==== Data shown ====

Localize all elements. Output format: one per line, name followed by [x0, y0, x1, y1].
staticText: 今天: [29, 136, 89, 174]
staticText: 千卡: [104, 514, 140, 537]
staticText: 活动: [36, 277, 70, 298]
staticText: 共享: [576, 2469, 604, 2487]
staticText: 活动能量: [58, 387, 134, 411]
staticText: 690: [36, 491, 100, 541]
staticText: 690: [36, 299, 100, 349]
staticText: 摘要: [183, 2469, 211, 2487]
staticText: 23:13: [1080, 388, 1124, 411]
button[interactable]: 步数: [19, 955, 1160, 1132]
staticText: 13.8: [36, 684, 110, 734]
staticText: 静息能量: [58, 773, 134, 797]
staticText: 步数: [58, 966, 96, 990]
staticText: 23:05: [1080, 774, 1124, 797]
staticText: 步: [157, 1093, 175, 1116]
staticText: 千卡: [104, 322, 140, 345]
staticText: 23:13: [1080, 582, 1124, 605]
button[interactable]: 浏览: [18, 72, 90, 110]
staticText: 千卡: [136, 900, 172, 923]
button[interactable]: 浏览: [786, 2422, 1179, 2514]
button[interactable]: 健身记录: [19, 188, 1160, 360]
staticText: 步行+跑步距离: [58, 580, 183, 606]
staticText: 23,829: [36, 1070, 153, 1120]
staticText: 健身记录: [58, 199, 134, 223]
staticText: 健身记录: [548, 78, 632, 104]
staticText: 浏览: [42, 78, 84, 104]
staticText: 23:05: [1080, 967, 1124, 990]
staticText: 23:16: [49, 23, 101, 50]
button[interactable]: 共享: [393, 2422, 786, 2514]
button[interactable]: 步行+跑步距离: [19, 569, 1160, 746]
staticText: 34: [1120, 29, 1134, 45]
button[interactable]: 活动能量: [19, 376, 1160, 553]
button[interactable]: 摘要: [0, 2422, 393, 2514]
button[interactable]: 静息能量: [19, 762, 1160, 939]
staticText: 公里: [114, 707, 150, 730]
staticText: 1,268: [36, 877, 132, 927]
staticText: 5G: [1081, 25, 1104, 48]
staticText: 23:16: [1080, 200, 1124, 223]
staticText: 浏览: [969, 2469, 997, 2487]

====

Task requirements
Copy the lines in the source records above verbatim.

Exercise output
Localize all elements. Output format: one per line, name followed by [x0, y0, x1, y1].
staticText: 今天: [29, 136, 89, 174]
staticText: 千卡: [104, 514, 140, 537]
staticText: 活动: [36, 277, 70, 298]
staticText: 共享: [576, 2469, 604, 2487]
staticText: 活动能量: [58, 387, 134, 411]
staticText: 690: [36, 491, 100, 541]
staticText: 690: [36, 299, 100, 349]
staticText: 摘要: [183, 2469, 211, 2487]
staticText: 23:13: [1080, 388, 1124, 411]
button[interactable]: 步数: [19, 955, 1160, 1132]
staticText: 13.8: [36, 684, 110, 734]
staticText: 静息能量: [58, 773, 134, 797]
staticText: 步数: [58, 966, 96, 990]
staticText: 23:05: [1080, 774, 1124, 797]
staticText: 步: [157, 1093, 175, 1116]
staticText: 千卡: [104, 322, 140, 345]
staticText: 23:13: [1080, 582, 1124, 605]
button[interactable]: 浏览: [18, 72, 90, 110]
staticText: 千卡: [136, 900, 172, 923]
button[interactable]: 浏览: [786, 2422, 1179, 2514]
button[interactable]: 健身记录: [19, 188, 1160, 360]
staticText: 步行+跑步距离: [58, 580, 183, 606]
staticText: 23,829: [36, 1070, 153, 1120]
staticText: 健身记录: [58, 199, 134, 223]
staticText: 健身记录: [548, 78, 632, 104]
staticText: 浏览: [42, 78, 84, 104]
staticText: 23:05: [1080, 967, 1124, 990]
staticText: 23:16: [49, 23, 101, 50]
button[interactable]: 共享: [393, 2422, 786, 2514]
button[interactable]: 步行+跑步距离: [19, 569, 1160, 746]
staticText: 34: [1120, 29, 1134, 45]
button[interactable]: 活动能量: [19, 376, 1160, 553]
button[interactable]: 摘要: [0, 2422, 393, 2514]
button[interactable]: 静息能量: [19, 762, 1160, 939]
staticText: 公里: [114, 707, 150, 730]
staticText: 1,268: [36, 877, 132, 927]
staticText: 5G: [1081, 25, 1104, 48]
staticText: 23:16: [1080, 200, 1124, 223]
staticText: 浏览: [969, 2469, 997, 2487]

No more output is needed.